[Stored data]

•••

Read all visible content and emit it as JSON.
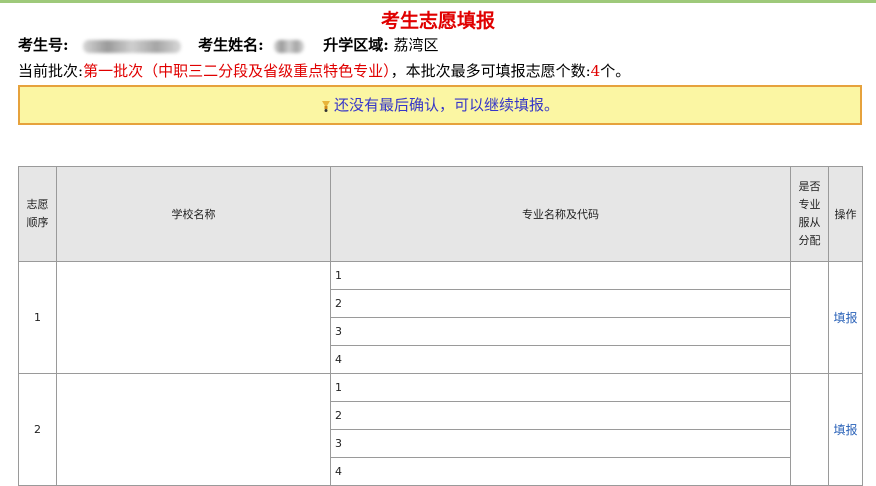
{
  "page": {
    "title": "考生志愿填报"
  },
  "candidate": {
    "id_label": "考生号:",
    "name_label": "考生姓名:",
    "district_label": "升学区域:",
    "district": "荔湾区"
  },
  "batch": {
    "prefix": "当前批次:",
    "name": "第一批次（中职三二分段及省级重点特色专业）",
    "middle": "，本批次最多可填报志愿个数:",
    "max": "4",
    "suffix": "个。"
  },
  "notice": {
    "icon": "lightbulb-icon",
    "text": "还没有最后确认，可以继续填报。"
  },
  "table": {
    "headers": {
      "order": [
        "志愿",
        "顺序"
      ],
      "school": "学校名称",
      "major": "专业名称及代码",
      "obey": [
        "是否",
        "专业",
        "服从",
        "分配"
      ],
      "action": "操作"
    },
    "rows": [
      {
        "index": "1",
        "school": "",
        "majors": [
          "1",
          "2",
          "3",
          "4"
        ],
        "action": "填报"
      },
      {
        "index": "2",
        "school": "",
        "majors": [
          "1",
          "2",
          "3",
          "4"
        ],
        "action": "填报"
      }
    ]
  },
  "colors": {
    "title": "#e00000",
    "notice_bg": "#fbf6a3",
    "notice_border": "#e6a23c",
    "notice_text": "#3636c8",
    "link": "#2a62b8"
  }
}
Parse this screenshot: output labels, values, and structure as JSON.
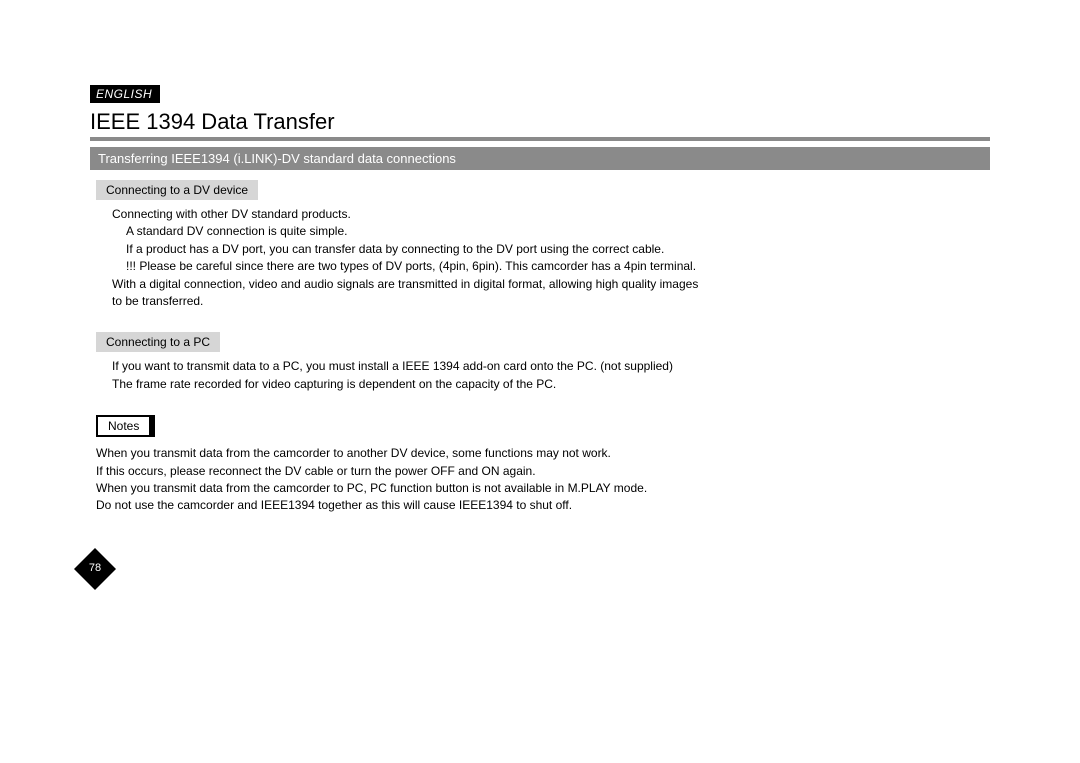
{
  "language_badge": "ENGLISH",
  "page_title": "IEEE 1394 Data Transfer",
  "subheader": "Transferring IEEE1394 (i.LINK)-DV standard data connections",
  "section1": {
    "label": "Connecting to a DV device",
    "lines": [
      "Connecting with other DV standard products.",
      "A standard DV connection is quite simple.",
      "If a product has a DV port, you can transfer data by connecting to the DV port using the correct cable.",
      "!!!  Please be careful since there are two types of DV ports, (4pin, 6pin). This camcorder has a 4pin terminal.",
      "With a digital connection, video and audio signals are transmitted in digital format, allowing high quality images",
      "to be transferred."
    ]
  },
  "section2": {
    "label": "Connecting to a PC",
    "lines": [
      "If you want to transmit data to a PC, you must install a IEEE 1394 add-on card onto the PC. (not supplied)",
      "The frame rate recorded for video capturing is dependent on the capacity of the PC."
    ]
  },
  "notes": {
    "label": "Notes",
    "lines": [
      "When you transmit data from the camcorder to another DV device, some functions may not work.",
      "If this occurs, please reconnect the DV cable or turn the power OFF and ON again.",
      "When you transmit data from the camcorder to PC, PC function button is not available in M.PLAY mode.",
      "Do not use the camcorder and IEEE1394 together as this will cause IEEE1394 to shut off."
    ]
  },
  "page_number": "78"
}
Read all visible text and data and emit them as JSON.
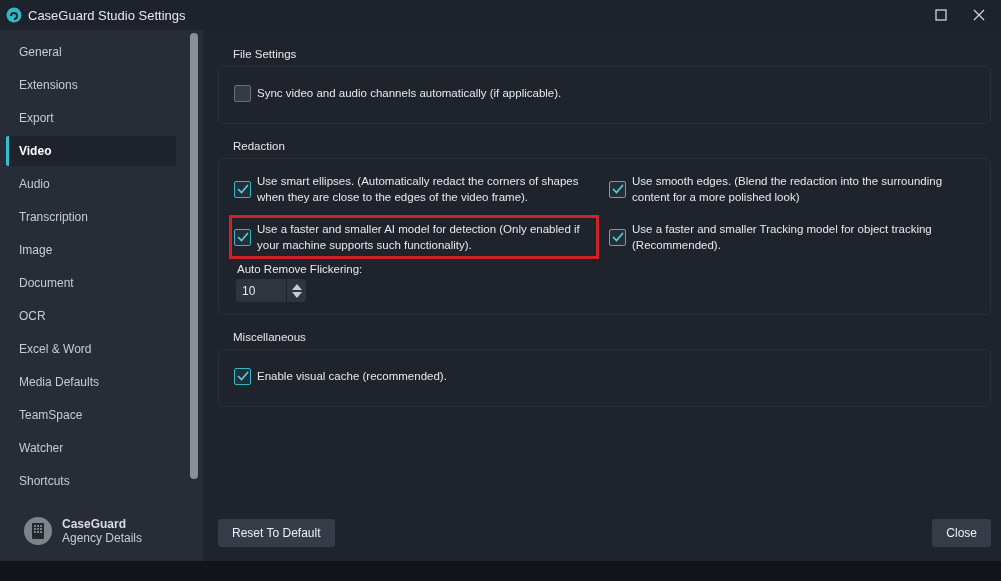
{
  "window": {
    "title": "CaseGuard Studio Settings"
  },
  "sidebar": {
    "items": [
      {
        "label": "General",
        "selected": false
      },
      {
        "label": "Extensions",
        "selected": false
      },
      {
        "label": "Export",
        "selected": false
      },
      {
        "label": "Video",
        "selected": true
      },
      {
        "label": "Audio",
        "selected": false
      },
      {
        "label": "Transcription",
        "selected": false
      },
      {
        "label": "Image",
        "selected": false
      },
      {
        "label": "Document",
        "selected": false
      },
      {
        "label": "OCR",
        "selected": false
      },
      {
        "label": "Excel & Word",
        "selected": false
      },
      {
        "label": "Media Defaults",
        "selected": false
      },
      {
        "label": "TeamSpace",
        "selected": false
      },
      {
        "label": "Watcher",
        "selected": false
      },
      {
        "label": "Shortcuts",
        "selected": false
      }
    ],
    "footer": {
      "name": "CaseGuard",
      "subtitle": "Agency Details"
    }
  },
  "groups": [
    {
      "title": "File Settings",
      "options": [
        {
          "label": "Sync video and audio channels automatically (if applicable).",
          "checked": false,
          "highlighted": false
        }
      ]
    },
    {
      "title": "Redaction",
      "options": [
        {
          "label": "Use smart ellipses. (Automatically redact the corners of shapes when they are close to the edges of the video frame).",
          "checked": true,
          "highlighted": false
        },
        {
          "label": "Use smooth edges. (Blend the redaction into the surrounding content for a more polished look)",
          "checked": true,
          "highlighted": false
        },
        {
          "label": "Use a faster and smaller AI model for detection (Only enabled if your machine supports such functionality).",
          "checked": true,
          "highlighted": true
        },
        {
          "label": "Use a faster and smaller Tracking model for object tracking (Recommended).",
          "checked": true,
          "highlighted": false
        }
      ],
      "spinner": {
        "label": "Auto Remove Flickering:",
        "value": "10"
      }
    },
    {
      "title": "Miscellaneous",
      "options": [
        {
          "label": "Enable visual cache (recommended).",
          "checked": true,
          "highlighted": false
        }
      ]
    }
  ],
  "buttons": {
    "reset": "Reset To Default",
    "close": "Close"
  }
}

•••

**WHAT YOU NEED TO DO**
Repeat the material above word for word, please, apart from its images.

**EXERCISE SOLUTION**
Read all visible content and emit it as JSON.
{
  "page": {
    "title": "考生志愿填报"
  },
  "candidate": {
    "id_label": "考生号:",
    "name_label": "考生姓名:",
    "district_label": "升学区域:",
    "district": "荔湾区"
  },
  "batch": {
    "prefix": "当前批次:",
    "name": "第一批次（中职三二分段及省级重点特色专业）",
    "middle": "，本批次最多可填报志愿个数:",
    "max": "4",
    "suffix": "个。"
  },
  "notice": {
    "icon": "lightbulb-icon",
    "text": "还没有最后确认，可以继续填报。"
  },
  "table": {
    "headers": {
      "order": [
        "志愿",
        "顺序"
      ],
      "school": "学校名称",
      "major": "专业名称及代码",
      "obey": [
        "是否",
        "专业",
        "服从",
        "分配"
      ],
      "action": "操作"
    },
    "rows": [
      {
        "index": "1",
        "school": "",
        "majors": [
          "1",
          "2",
          "3",
          "4"
        ],
        "action": "填报"
      },
      {
        "index": "2",
        "school": "",
        "majors": [
          "1",
          "2",
          "3",
          "4"
        ],
        "action": "填报"
      }
    ]
  },
  "colors": {
    "title": "#e00000",
    "notice_bg": "#fbf6a3",
    "notice_border": "#e6a23c",
    "notice_text": "#3636c8",
    "link": "#2a62b8"
  }
}
Parse this screenshot: output labels, values, and structure as JSON.
{
  "language_badge": "ENGLISH",
  "page_title": "IEEE 1394 Data Transfer",
  "subheader": "Transferring IEEE1394 (i.LINK)-DV standard data connections",
  "section1": {
    "label": "Connecting to a DV device",
    "lines": [
      "Connecting with other DV standard products.",
      "A standard DV connection is quite simple.",
      "If a product has a DV port, you can transfer data by connecting to the DV port using the correct cable.",
      "!!!  Please be careful since there are two types of DV ports, (4pin, 6pin). This camcorder has a 4pin terminal.",
      "With a digital connection, video and audio signals are transmitted in digital format, allowing high quality images",
      "to be transferred."
    ]
  },
  "section2": {
    "label": "Connecting to a PC",
    "lines": [
      "If you want to transmit data to a PC, you must install a IEEE 1394 add-on card onto the PC. (not supplied)",
      "The frame rate recorded for video capturing is dependent on the capacity of the PC."
    ]
  },
  "notes": {
    "label": "Notes",
    "lines": [
      "When you transmit data from the camcorder to another DV device, some functions may not work.",
      "If this occurs, please reconnect the DV cable or turn the power OFF and ON again.",
      "When you transmit data from the camcorder to PC, PC function button is not available in M.PLAY mode.",
      "Do not use the camcorder and IEEE1394 together as this will cause IEEE1394 to shut off."
    ]
  },
  "page_number": "78"
}
Read all visible text and data and emit them as JSON.
{
  "window": {
    "title": "CaseGuard Studio Settings"
  },
  "sidebar": {
    "items": [
      {
        "label": "General",
        "selected": false
      },
      {
        "label": "Extensions",
        "selected": false
      },
      {
        "label": "Export",
        "selected": false
      },
      {
        "label": "Video",
        "selected": true
      },
      {
        "label": "Audio",
        "selected": false
      },
      {
        "label": "Transcription",
        "selected": false
      },
      {
        "label": "Image",
        "selected": false
      },
      {
        "label": "Document",
        "selected": false
      },
      {
        "label": "OCR",
        "selected": false
      },
      {
        "label": "Excel & Word",
        "selected": false
      },
      {
        "label": "Media Defaults",
        "selected": false
      },
      {
        "label": "TeamSpace",
        "selected": false
      },
      {
        "label": "Watcher",
        "selected": false
      },
      {
        "label": "Shortcuts",
        "selected": false
      }
    ],
    "footer": {
      "name": "CaseGuard",
      "subtitle": "Agency Details"
    }
  },
  "groups": [
    {
      "title": "File Settings",
      "options": [
        {
          "label": "Sync video and audio channels automatically (if applicable).",
          "checked": false,
          "highlighted": false
        }
      ]
    },
    {
      "title": "Redaction",
      "options": [
        {
          "label": "Use smart ellipses. (Automatically redact the corners of shapes when they are close to the edges of the video frame).",
          "checked": true,
          "highlighted": false
        },
        {
          "label": "Use smooth edges. (Blend the redaction into the surrounding content for a more polished look)",
          "checked": true,
          "highlighted": false
        },
        {
          "label": "Use a faster and smaller AI model for detection (Only enabled if your machine supports such functionality).",
          "checked": true,
          "highlighted": true
        },
        {
          "label": "Use a faster and smaller Tracking model for object tracking (Recommended).",
          "checked": true,
          "highlighted": false
        }
      ],
      "spinner": {
        "label": "Auto Remove Flickering:",
        "value": "10"
      }
    },
    {
      "title": "Miscellaneous",
      "options": [
        {
          "label": "Enable visual cache (recommended).",
          "checked": true,
          "highlighted": false
        }
      ]
    }
  ],
  "buttons": {
    "reset": "Reset To Default",
    "close": "Close"
  }
}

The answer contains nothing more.